◆ **MATERIAL SUPPLIED**
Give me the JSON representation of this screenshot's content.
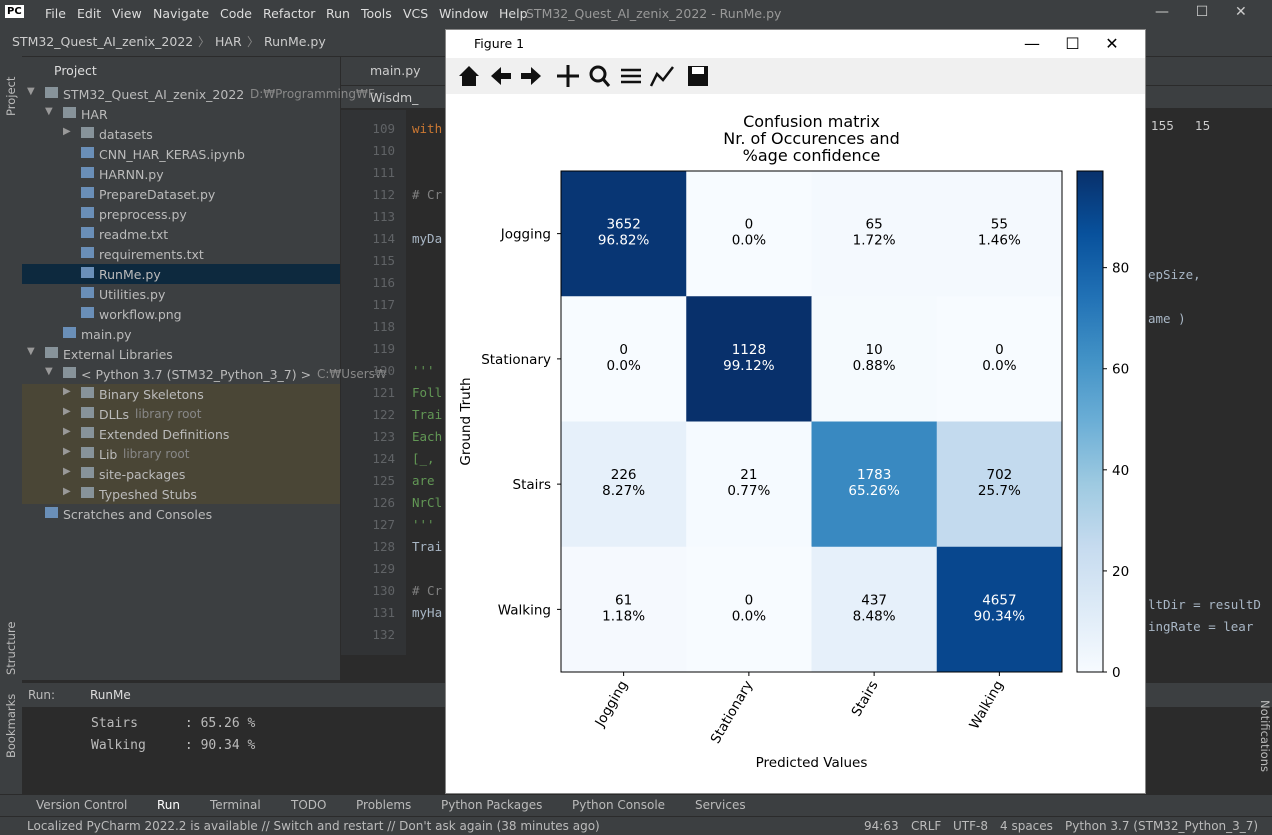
{
  "title_bar": {
    "app_icon": "PC",
    "menus": [
      "File",
      "Edit",
      "View",
      "Navigate",
      "Code",
      "Refactor",
      "Run",
      "Tools",
      "VCS",
      "Window",
      "Help"
    ],
    "window_title": "STM32_Quest_AI_zenix_2022 - RunMe.py"
  },
  "breadcrumb": [
    "STM32_Quest_AI_zenix_2022",
    "HAR",
    "RunMe.py"
  ],
  "side_strip": {
    "left": [
      "Project",
      "Structure",
      "Bookmarks"
    ],
    "right": "Notifications"
  },
  "project": {
    "header": "Project",
    "tree": [
      {
        "label": "STM32_Quest_AI_zenix_2022",
        "hint": "D:₩Programming₩F",
        "depth": 0,
        "folder": true,
        "open": true
      },
      {
        "label": "HAR",
        "depth": 1,
        "folder": true,
        "open": true
      },
      {
        "label": "datasets",
        "depth": 2,
        "folder": true,
        "open": false
      },
      {
        "label": "CNN_HAR_KERAS.ipynb",
        "depth": 2
      },
      {
        "label": "HARNN.py",
        "depth": 2
      },
      {
        "label": "PrepareDataset.py",
        "depth": 2
      },
      {
        "label": "preprocess.py",
        "depth": 2
      },
      {
        "label": "readme.txt",
        "depth": 2
      },
      {
        "label": "requirements.txt",
        "depth": 2
      },
      {
        "label": "RunMe.py",
        "depth": 2,
        "selected": true
      },
      {
        "label": "Utilities.py",
        "depth": 2
      },
      {
        "label": "workflow.png",
        "depth": 2
      },
      {
        "label": "main.py",
        "depth": 1
      },
      {
        "label": "External Libraries",
        "depth": 0,
        "folder": true,
        "open": true
      },
      {
        "label": "< Python 3.7 (STM32_Python_3_7) >",
        "hint": "C:₩Users₩",
        "depth": 1,
        "folder": true,
        "open": true
      },
      {
        "label": "Binary Skeletons",
        "depth": 2,
        "folder": true,
        "open": false,
        "library": true
      },
      {
        "label": "DLLs",
        "hint": "library root",
        "depth": 2,
        "folder": true,
        "open": false,
        "library": true
      },
      {
        "label": "Extended Definitions",
        "depth": 2,
        "folder": true,
        "open": false,
        "library": true
      },
      {
        "label": "Lib",
        "hint": "library root",
        "depth": 2,
        "folder": true,
        "open": false,
        "library": true
      },
      {
        "label": "site-packages",
        "depth": 2,
        "folder": true,
        "open": false,
        "library": true
      },
      {
        "label": "Typeshed Stubs",
        "depth": 2,
        "folder": true,
        "open": false,
        "library": true
      },
      {
        "label": "Scratches and Consoles",
        "depth": 0
      }
    ]
  },
  "editor": {
    "tab": "main.py",
    "search": "Wisdm_",
    "lines": [
      {
        "n": 109,
        "code": "with",
        "style": "keyword"
      },
      {
        "n": 110
      },
      {
        "n": 111
      },
      {
        "n": 112,
        "code": "# Cr",
        "style": "comment"
      },
      {
        "n": 113
      },
      {
        "n": 114,
        "code": "myDa"
      },
      {
        "n": 115
      },
      {
        "n": 116
      },
      {
        "n": 117
      },
      {
        "n": 118
      },
      {
        "n": 119
      },
      {
        "n": 120,
        "code": "'''",
        "style": "doc"
      },
      {
        "n": 121,
        "code": "Foll",
        "style": "doc"
      },
      {
        "n": 122,
        "code": "Trai",
        "style": "doc"
      },
      {
        "n": 123,
        "code": "Each",
        "style": "doc"
      },
      {
        "n": 124,
        "code": "[_,",
        "style": "doc"
      },
      {
        "n": 125,
        "code": "are",
        "style": "doc"
      },
      {
        "n": 126,
        "code": "NrCl",
        "style": "doc"
      },
      {
        "n": 127,
        "code": "'''",
        "style": "doc"
      },
      {
        "n": 128,
        "code": "Trai"
      },
      {
        "n": 129
      },
      {
        "n": 130,
        "code": "# Cr",
        "style": "comment"
      },
      {
        "n": 131,
        "code": "myHa"
      },
      {
        "n": 132
      }
    ],
    "inspections": [
      "155",
      "15"
    ],
    "right_fragments": [
      {
        "line": 116,
        "code": "epSize,"
      },
      {
        "line": 118,
        "code": "ame )"
      },
      {
        "line": 131,
        "code": "ltDir = resultD"
      },
      {
        "line": 132,
        "code": "ingRate = lear"
      }
    ]
  },
  "figure_window": {
    "title": "Figure 1"
  },
  "chart_data": {
    "type": "heatmap",
    "title": "Confusion matrix\nNr. of Occurences and\n%age confidence",
    "x_label": "Predicted Values",
    "y_label": "Ground Truth",
    "x_categories": [
      "Jogging",
      "Stationary",
      "Stairs",
      "Walking"
    ],
    "y_categories": [
      "Jogging",
      "Stationary",
      "Stairs",
      "Walking"
    ],
    "counts": [
      [
        3652,
        0,
        65,
        55
      ],
      [
        0,
        1128,
        10,
        0
      ],
      [
        226,
        21,
        1783,
        702
      ],
      [
        61,
        0,
        437,
        4657
      ]
    ],
    "values": [
      [
        96.82,
        0,
        1.72,
        1.46
      ],
      [
        0,
        99.12,
        0.88,
        0
      ],
      [
        8.27,
        0.77,
        65.26,
        25.7
      ],
      [
        1.18,
        0,
        8.48,
        90.34
      ]
    ],
    "value_labels": [
      [
        "96.82%",
        "0.0%",
        "1.72%",
        "1.46%"
      ],
      [
        "0.0%",
        "99.12%",
        "0.88%",
        "0.0%"
      ],
      [
        "8.27%",
        "0.77%",
        "65.26%",
        "25.7%"
      ],
      [
        "1.18%",
        "0.0%",
        "8.48%",
        "90.34%"
      ]
    ],
    "clim": [
      0,
      99.12
    ],
    "colorbar_ticks": [
      0,
      20,
      40,
      60,
      80
    ],
    "colormap": [
      "#f7fbff",
      "#deebf7",
      "#c6dbef",
      "#9ecae1",
      "#6baed6",
      "#4292c6",
      "#2171b5",
      "#08519c",
      "#08306b"
    ]
  },
  "run_panel": {
    "label": "Run:",
    "tab": "RunMe",
    "output": [
      "Stairs      : 65.26 %",
      "Walking     : 90.34 %"
    ]
  },
  "bottom_tabs": [
    "Version Control",
    "Run",
    "Terminal",
    "TODO",
    "Problems",
    "Python Packages",
    "Python Console",
    "Services"
  ],
  "status_bar": {
    "message": "Localized PyCharm 2022.2 is available // Switch and restart // Don't ask again (38 minutes ago)",
    "items": [
      "94:63",
      "CRLF",
      "UTF-8",
      "4 spaces",
      "Python 3.7 (STM32_Python_3_7)"
    ]
  }
}
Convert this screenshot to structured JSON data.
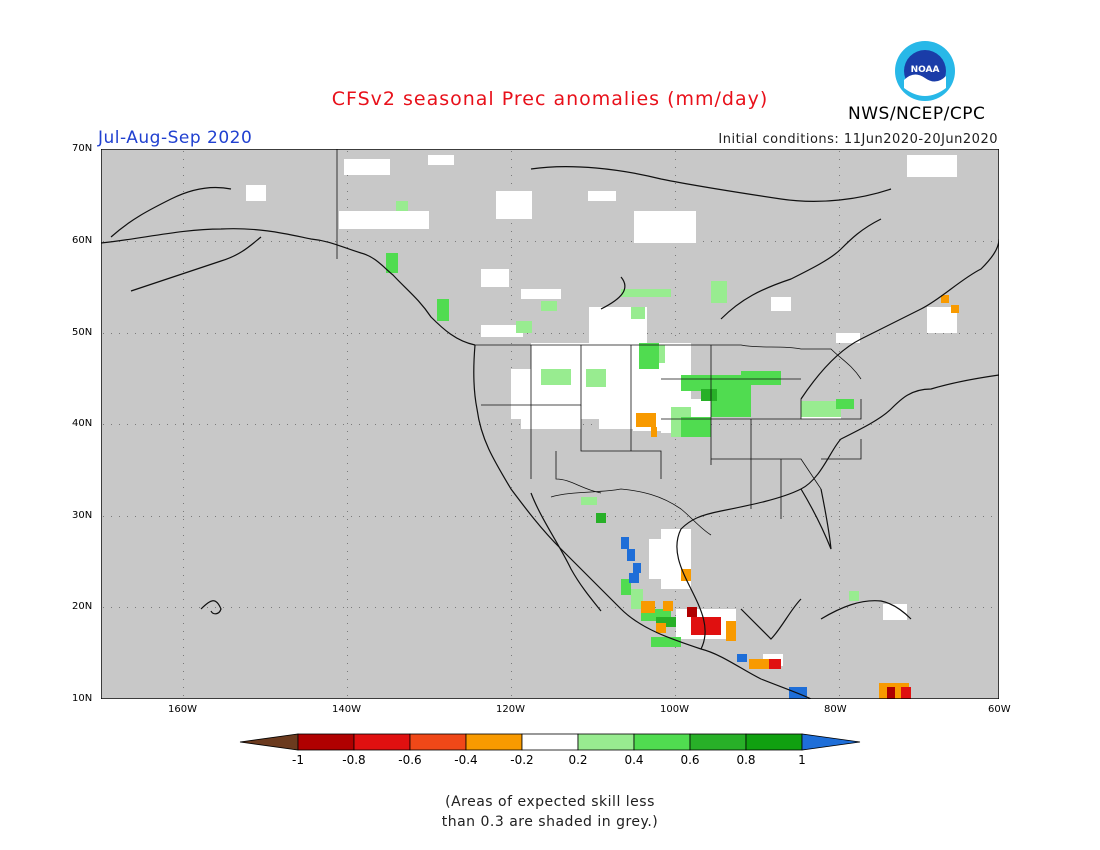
{
  "header": {
    "title": "CFSv2 seasonal Prec anomalies (mm/day)",
    "season": "Jul-Aug-Sep 2020",
    "initial_conditions": "Initial conditions: 11Jun2020-20Jun2020",
    "agency": "NWS/NCEP/CPC",
    "logo_text": "NOAA"
  },
  "map": {
    "lat_labels": [
      "70N",
      "60N",
      "50N",
      "40N",
      "30N",
      "20N",
      "10N"
    ],
    "lon_labels": [
      "160W",
      "140W",
      "120W",
      "100W",
      "80W",
      "60W"
    ],
    "background_color": "#c8c8c8",
    "no_anomaly_color": "#ffffff",
    "extent": {
      "lon": [
        -170,
        -60
      ],
      "lat": [
        10,
        70
      ]
    }
  },
  "colorbar": {
    "tick_labels": [
      "-1",
      "-0.8",
      "-0.6",
      "-0.4",
      "-0.2",
      "0.2",
      "0.4",
      "0.6",
      "0.8",
      "1"
    ],
    "colors": [
      "#6b3a1e",
      "#b00000",
      "#e01010",
      "#f04818",
      "#f89a00",
      "#ffffff",
      "#98ec90",
      "#50dc50",
      "#28b028",
      "#10a010",
      "#1e6ed8"
    ]
  },
  "footnote": {
    "line1": "(Areas of expected skill less",
    "line2": "than 0.3 are shaded in grey.)"
  }
}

◆ **TASK BRIEF**
Which lines hold the word "hint"? Copy every one of them.

◆ **EXERCISE RESPONSE**
        "hint": "D:₩Programming₩F",
        "hint": "C:₩Users₩",
        "hint": "library root",
        "hint": "library root",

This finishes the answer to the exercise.